● **Your tasks**
**a.** In the Diophantine equation passage, what is another name for the simplest linear Diophantine equation?
**b.** Transcribe a section of the Diophantine equation passage, beginning at the words "In mathematics, a" and ending after the words "appear in exponents.".
**c.** Translate this sentence from the Diophantine equation passage into French: "An exponential Diophantine equation is one in which unknowns can appear in exponents."

**Diophantine Equation:**

In mathematics, a **Diophantine equation** is an equation, typically a polynomial equation in two or more unknowns with integer coefficients, for which only integer solutions are of interest. A **linear Diophantine equation** equates to a constant the sum of two or more monomials, each of degree one. An **exponential Diophantine equation** is one in which unknowns can appear in exponents.

**Diophantine problems** have fewer equations than unknowns and involve finding integers that solve simultaneously all equations. As such **sytems of equations** define **algebraic curves**, **algebraic surfaces**, or, more generally, **algebraic sets**, their study is a part of algebraic geometry that is called ** Diophantine Geometry**.

**Linear Diophantine Equations:**

In this blog, we will primarily concentrate on Linear Diophantine Equations.

**The Equation:**

$$\sum_{n=1}^{n} a_ix_i = N$$

$$\text{Here}\ a_i's\text{ and } N \text{ are known integers while } x_i’s \text{ are the unknown integer}$$

The simplest linear Diophantine equation which is also known as Bezout’s identity takes the form:

$$ax +by=c$$

where `a,b,c`

are given integers and `x,y`

are unknown integers. The solutions are described by the following theorems:

** This Diophantine equation has a solution (where x and y are integers) if and only if c is a multiple of the greatest common divisor (GCD) of a and b**. Additionally, if

`(x, y)`

is one solution, then all other solutions can be written as `(x + kv, y − ku)`

, where `k`

is any integer, and `u`

and `v`

are the results of dividing `a`

and `b`

by their `GCD`

, respectively.$$u = \frac{a}{\gcd(a,b)} \quad \text{and} \quad v = \frac{b}{\gcd(a,b)}$$

**Proof:**

If `d`

is the greatest common divisor of `a`

and `b`

, *Bézout's* identity tells us that there are integers `e`

and `f`

such that `ae + bf = d`

. If `c`

is a multiple of `d`

, then we can express `c`

as `dh`

for some integer `h`

, and the pair `(eh, fh)`

will be a solution to the equation. Additionally, for any integers `x`

and `y`

, the `GCD(d)`

of `a`

and `b`

will divide the expression `ax + by`

. Therefore, if the equation has a solution, `c`

must be a multiple of `d`

(i.e, `d`

must divide `c`

). If we express `a`

as `ud`

and `b`

as `vd`

, then for any solution `(x, y)`

, we have,

$$a(x + kv) + b(y - ku) = ax + by + k(av - bu) = ax + by + k(udv - vdu) = ax + by$$

this shows that if `(x , y)`

are the solutions of the equation then , `(x + kv, y - ku)`

is another solution . Finally, given two solutions such that

$$ax_1 + by_1 = ax_2 + by_2 = c$$

one deduces that,

$$u(x_2 - x_1) + v(y_2 - y_1) = 0$$

As `u and v`

are coprime, Euclid's lemma shows that `v`

divides `x2 − x1`

, and thus that there exists an integer `k`

such that both.

● **Provided records**
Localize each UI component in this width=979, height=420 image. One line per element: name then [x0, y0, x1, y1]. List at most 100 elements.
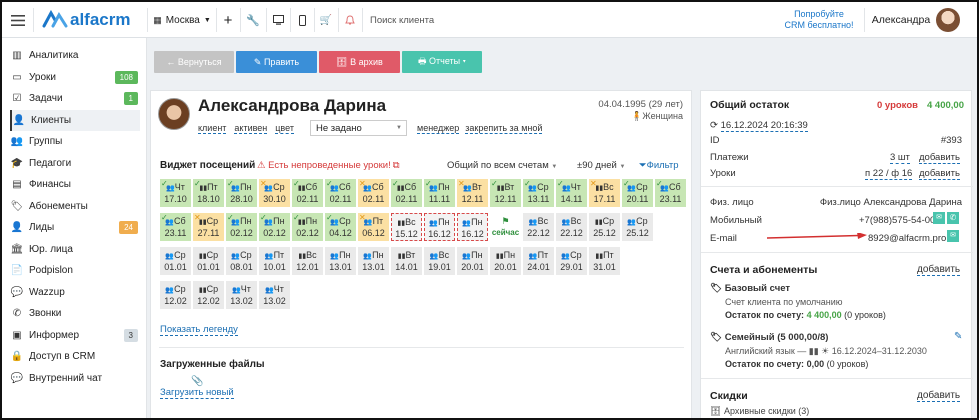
visit-cell[interactable]: ✓ 👥Пн 28.10: [226, 179, 257, 207]
city-selector[interactable]: ▦ Москва ▼: [152, 2, 212, 38]
reports-button[interactable]: 🖶 Отчеты ▾: [402, 51, 482, 73]
tab-client[interactable]: клиент: [198, 123, 227, 134]
visit-cell[interactable]: 👥Ср 12.02: [160, 281, 191, 309]
visit-cell[interactable]: ✕ ▮▮Ср 27.11: [193, 213, 224, 241]
visit-cell[interactable]: ✓ ▮▮Пн 02.12: [292, 213, 323, 241]
visit-cell[interactable]: 👥Пн 20.01: [457, 247, 488, 275]
days-filter[interactable]: ±90 дней ▼: [577, 160, 625, 171]
visit-cell[interactable]: ✕ 👥Вт 12.11: [457, 179, 488, 207]
bell-icon[interactable]: [340, 2, 360, 38]
visit-cell[interactable]: ▮▮Ср 01.01: [193, 247, 224, 275]
visit-cell[interactable]: ⚑ сейчас: [490, 213, 521, 241]
hamburger-menu-icon[interactable]: [6, 2, 30, 38]
visit-cell[interactable]: 👥Пт 10.01: [259, 247, 290, 275]
visit-cell[interactable]: ✓ 👥Ср 20.11: [622, 179, 653, 207]
message-icon[interactable]: ✉: [933, 212, 945, 224]
visit-cell[interactable]: 👥Пн 16.12: [424, 213, 455, 241]
visit-cell[interactable]: 👥Пт 24.01: [523, 247, 554, 275]
visit-cell[interactable]: 👥Пн 13.01: [358, 247, 389, 275]
visit-cell[interactable]: ✕ 👥Пт 06.12: [358, 213, 389, 241]
cart-icon[interactable]: 🛒: [316, 2, 336, 38]
family-account-title[interactable]: 🏷 Семейный (5 000,00/8): [710, 332, 828, 343]
visit-cell[interactable]: ▮▮Пн 20.01: [490, 247, 521, 275]
back-button[interactable]: ← Вернуться: [154, 51, 234, 73]
visit-cell[interactable]: ▮▮Вт 14.01: [391, 247, 422, 275]
manager-link[interactable]: менеджер: [417, 123, 460, 134]
phone-icon[interactable]: ✆: [947, 212, 959, 224]
sidebar-item-11[interactable]: 💬 Wazzup: [10, 282, 140, 303]
upload-file-link[interactable]: Загрузить новый: [160, 387, 234, 399]
visit-cell[interactable]: 👥Ср 25.12: [622, 213, 653, 241]
sidebar-item-5[interactable]: 🎓 Педагоги: [10, 153, 140, 174]
visit-cell[interactable]: ✓ 👥Пн 02.12: [259, 213, 290, 241]
visit-cell[interactable]: 👥Вс 22.12: [556, 213, 587, 241]
sidebar-item-0[interactable]: ▥ Аналитика: [10, 45, 140, 66]
sidebar-item-6[interactable]: ▤ Финансы: [10, 174, 140, 195]
sidebar-item-7[interactable]: 🏷 Абонементы: [10, 196, 140, 217]
user-name[interactable]: Александра: [870, 2, 932, 38]
visit-cell[interactable]: ✓ ▮▮Пт 18.10: [193, 179, 224, 207]
sidebar-item-3[interactable]: 👤 Клиенты: [10, 109, 140, 131]
visit-cell[interactable]: ✓ 👥Чт 14.11: [556, 179, 587, 207]
sidebar-item-1[interactable]: ▭ Уроки 108: [10, 67, 140, 88]
visit-cell[interactable]: ✓ 👥Сб 02.11: [325, 179, 356, 207]
visit-cell[interactable]: ▮▮Пт 31.01: [589, 247, 620, 275]
visit-cell[interactable]: ✓ ▮▮Вт 12.11: [490, 179, 521, 207]
visit-cell[interactable]: 👥Чт 13.02: [259, 281, 290, 309]
visit-cell[interactable]: ✕ 👥Ср 30.10: [259, 179, 290, 207]
sidebar-item-14[interactable]: 🔒 Доступ в CRM: [10, 346, 140, 367]
visit-cell[interactable]: 👥Пн 16.12: [457, 213, 488, 241]
visit-cell[interactable]: ✓ 👥Пн 11.11: [424, 179, 455, 207]
wrench-icon[interactable]: 🔧: [242, 2, 264, 38]
avatar[interactable]: [934, 2, 962, 38]
visit-cell[interactable]: ▮▮Ср 25.12: [589, 213, 620, 241]
sidebar-item-9[interactable]: 🏛 Юр. лица: [10, 239, 140, 260]
mobile-value[interactable]: +7(988)575-54-00: [859, 215, 935, 226]
visit-cell[interactable]: ✓ ▮▮Сб 02.11: [292, 179, 323, 207]
archived-discounts[interactable]: 🗄 Архивные скидки (3): [710, 406, 809, 417]
desktop-icon[interactable]: [268, 2, 288, 38]
tab-active[interactable]: активен: [234, 123, 268, 134]
lessons-count[interactable]: п 22 / ф 16: [865, 168, 913, 180]
add-icon[interactable]: +: [218, 2, 238, 38]
mail-icon[interactable]: ✉: [947, 230, 959, 242]
status-select[interactable]: Не задано ▼: [310, 120, 407, 136]
sidebar-item-12[interactable]: ✆ Звонки: [10, 303, 140, 324]
search-client-input[interactable]: Поиск клиента: [370, 2, 570, 38]
visit-cell[interactable]: ✓ 👥Ср 13.11: [523, 179, 554, 207]
visit-cell[interactable]: ✕ 👥Сб 02.11: [358, 179, 389, 207]
sidebar-item-10[interactable]: 📄 Podpislon: [10, 260, 140, 281]
show-legend-link[interactable]: Показать легенду: [160, 324, 238, 336]
visit-cell[interactable]: 👥Вс 22.12: [523, 213, 554, 241]
visit-cell[interactable]: ✓ 👥Чт 17.10: [160, 179, 191, 207]
tab-color[interactable]: цвет: [275, 123, 294, 134]
add-account-link[interactable]: добавить: [917, 264, 961, 276]
add-discount-link[interactable]: добавить: [917, 390, 961, 402]
sidebar-item-2[interactable]: ☑ Задачи 1: [10, 88, 140, 109]
visit-cell[interactable]: ✓ ▮▮Сб 02.11: [391, 179, 422, 207]
balance-updated[interactable]: ⟳ 16.12.2024 20:16:39: [710, 120, 808, 132]
logo[interactable]: alfacrm: [42, 2, 138, 38]
add-lesson-link[interactable]: добавить: [919, 168, 960, 180]
visit-cell[interactable]: 👥Пн 13.01: [325, 247, 356, 275]
sidebar-item-15[interactable]: 💬 Внутренний чат: [10, 368, 140, 389]
sidebar-item-4[interactable]: 👥 Группы: [10, 131, 140, 152]
base-account-title[interactable]: 🏷 Базовый счет: [710, 283, 790, 294]
archive-button[interactable]: 🗄 В архив: [319, 51, 400, 73]
visit-cell[interactable]: ✓ 👥Сб 23.11: [655, 179, 686, 207]
pencil-icon[interactable]: ✎: [954, 331, 962, 342]
visit-cell[interactable]: 👥Ср 01.01: [160, 247, 191, 275]
visit-cell[interactable]: ✓ 👥Пн 02.12: [226, 213, 257, 241]
add-payment-link[interactable]: добавить: [919, 152, 960, 164]
visit-cell[interactable]: 👥Ср 08.01: [226, 247, 257, 275]
edit-button[interactable]: ✎ Править: [236, 51, 317, 73]
visit-cell[interactable]: ▮▮Вс 15.12: [391, 213, 422, 241]
mobile-icon[interactable]: [292, 2, 312, 38]
visit-cell[interactable]: ▮▮Вс 12.01: [292, 247, 323, 275]
sidebar-item-13[interactable]: ▣ Информер 3: [10, 325, 140, 346]
accounts-filter[interactable]: Общий по всем счетам ▼: [447, 160, 557, 171]
unprocessed-warning[interactable]: ⚠ Есть непроведенные уроки! ⧉: [257, 160, 400, 171]
visit-cell[interactable]: 👥Вс 19.01: [424, 247, 455, 275]
trial-link[interactable]: Попробуйте CRM бесплатно!: [779, 2, 859, 38]
visit-cell[interactable]: ✓ 👥Сб 23.11: [160, 213, 191, 241]
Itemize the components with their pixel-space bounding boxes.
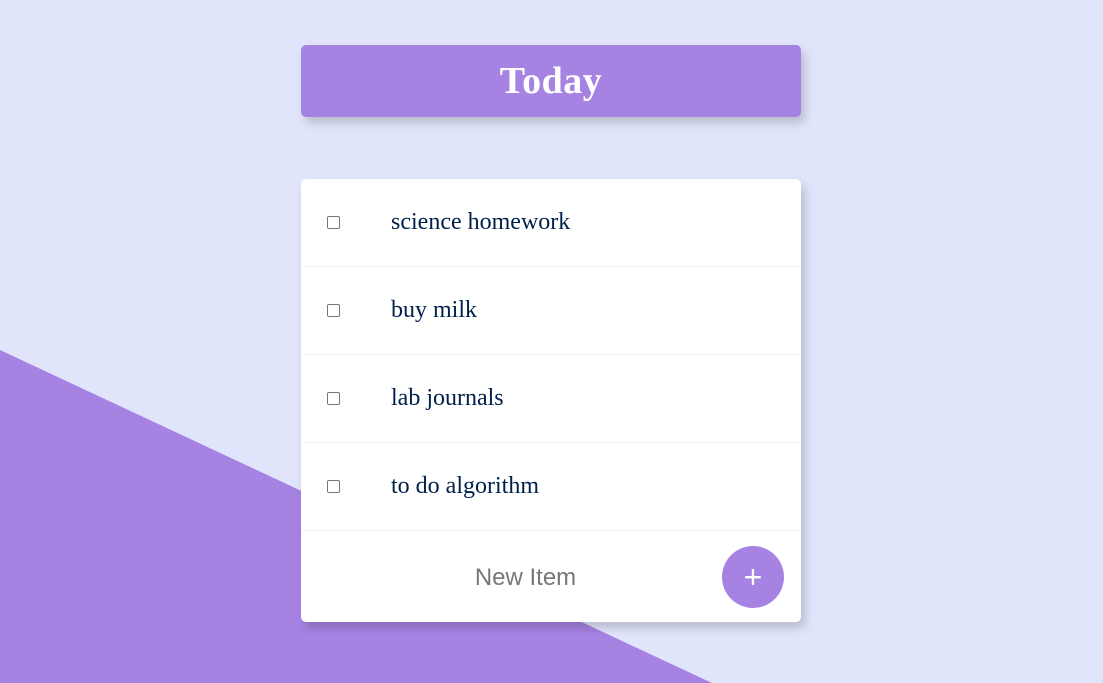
todo-list: science homework buy milk lab journals t…	[301, 179, 801, 622]
page-title: Today	[499, 60, 603, 102]
item-label: science homework	[391, 209, 571, 235]
list-item: science homework	[301, 179, 801, 267]
item-label: lab journals	[391, 385, 504, 411]
item-label: buy milk	[391, 297, 478, 323]
item-checkbox[interactable]	[327, 216, 340, 229]
list-item: buy milk	[301, 267, 801, 355]
list-item: lab journals	[301, 355, 801, 443]
list-item: to do algorithm	[301, 443, 801, 531]
heading-box: Today	[301, 45, 801, 117]
new-item-input[interactable]	[421, 555, 630, 601]
item-checkbox[interactable]	[327, 304, 340, 317]
item-label: to do algorithm	[391, 473, 539, 499]
new-item-form: +	[301, 533, 801, 622]
item-checkbox[interactable]	[327, 480, 340, 493]
item-checkbox[interactable]	[327, 392, 340, 405]
add-item-button[interactable]: +	[722, 546, 784, 608]
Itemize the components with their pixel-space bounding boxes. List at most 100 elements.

● **Results for each task**
**a.** Bezout's identity

**b.**
In mathematics, a **Diophantine equation** is an equation, typically a polynomial equation in two or more unknowns with integer coefficients, for which only integer solutions are of interest. A **linear Diophantine equation** equates to a constant the sum of two or more monomials, each of degree one. An **exponential Diophantine equation** is one in which unknowns can appear in exponents.

**c.** Une équation diophantienne exponentielle est une équation dans laquelle les inconnues peuvent apparaître dans les exposants.